Copy out every line of the data exactly.

Data listing:
┄┄┄┄┄┄┄┄┄┄┄┄┄┄┄┄┄┄┄┄
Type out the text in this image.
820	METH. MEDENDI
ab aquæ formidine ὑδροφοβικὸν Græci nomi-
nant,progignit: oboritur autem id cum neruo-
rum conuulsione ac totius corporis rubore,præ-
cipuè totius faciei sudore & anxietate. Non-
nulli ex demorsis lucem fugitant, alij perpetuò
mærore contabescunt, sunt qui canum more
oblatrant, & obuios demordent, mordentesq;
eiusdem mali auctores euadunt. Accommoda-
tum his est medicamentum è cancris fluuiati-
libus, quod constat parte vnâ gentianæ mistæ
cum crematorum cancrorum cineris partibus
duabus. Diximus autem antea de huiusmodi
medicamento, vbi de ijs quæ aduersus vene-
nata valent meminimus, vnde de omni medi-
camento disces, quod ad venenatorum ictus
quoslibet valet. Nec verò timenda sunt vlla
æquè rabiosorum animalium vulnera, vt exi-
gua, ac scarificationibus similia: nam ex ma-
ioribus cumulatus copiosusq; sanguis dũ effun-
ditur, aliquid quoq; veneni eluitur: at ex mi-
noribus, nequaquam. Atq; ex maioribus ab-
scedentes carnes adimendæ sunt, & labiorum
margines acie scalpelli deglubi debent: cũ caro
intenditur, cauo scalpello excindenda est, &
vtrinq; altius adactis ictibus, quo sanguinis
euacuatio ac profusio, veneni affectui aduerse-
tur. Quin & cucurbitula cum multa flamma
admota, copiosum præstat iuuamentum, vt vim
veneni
┄┄┄┄┄┄┄┄┄┄┄┄┄┄┄┄┄┄┄┄
* Full answer:
Type out the text in this image.
820	METH. MEDENDI
ab aquæ formidine ὑδροφοβικὸν Græci nomi-
nant,progignit: oboritur autem id cum neruo-
rum conuulsione ac totius corporis rubore,præ-
cipuè totius faciei sudore & anxietate. Non-
nulli ex demorsis lucem fugitant, alij perpetuò
mærore contabescunt, sunt qui canum more
oblatrant, & obuios demordent, mordentesq;
eiusdem mali auctores euadunt. Accommoda-
tum his est medicamentum è cancris fluuiati-
libus, quod constat parte vnâ gentianæ mistæ
cum crematorum cancrorum cineris partibus
duabus. Diximus autem antea de huiusmodi
medicamento, vbi de ijs quæ aduersus vene-
nata valent meminimus, vnde de omni medi-
camento disces, quod ad venenatorum ictus
quoslibet valet. Nec verò timenda sunt vlla
æquè rabiosorum animalium vulnera, vt exi-
gua, ac scarificationibus similia: nam ex ma-
ioribus cumulatus copiosusq; sanguis dũ effun-
ditur, aliquid quoq; veneni eluitur: at ex mi-
noribus, nequaquam. Atq; ex maioribus ab-
scedentes carnes adimendæ sunt, & labiorum
margines acie scalpelli deglubi debent: cũ caro
intenditur, cauo scalpello excindenda est, &
vtrinq; altius adactis ictibus, quo sanguinis
euacuatio ac profusio, veneni affectui aduerse-
tur. Quin & cucurbitula cum multa flamma
admota, copiosum præstat iuuamentum, vt vim
veneni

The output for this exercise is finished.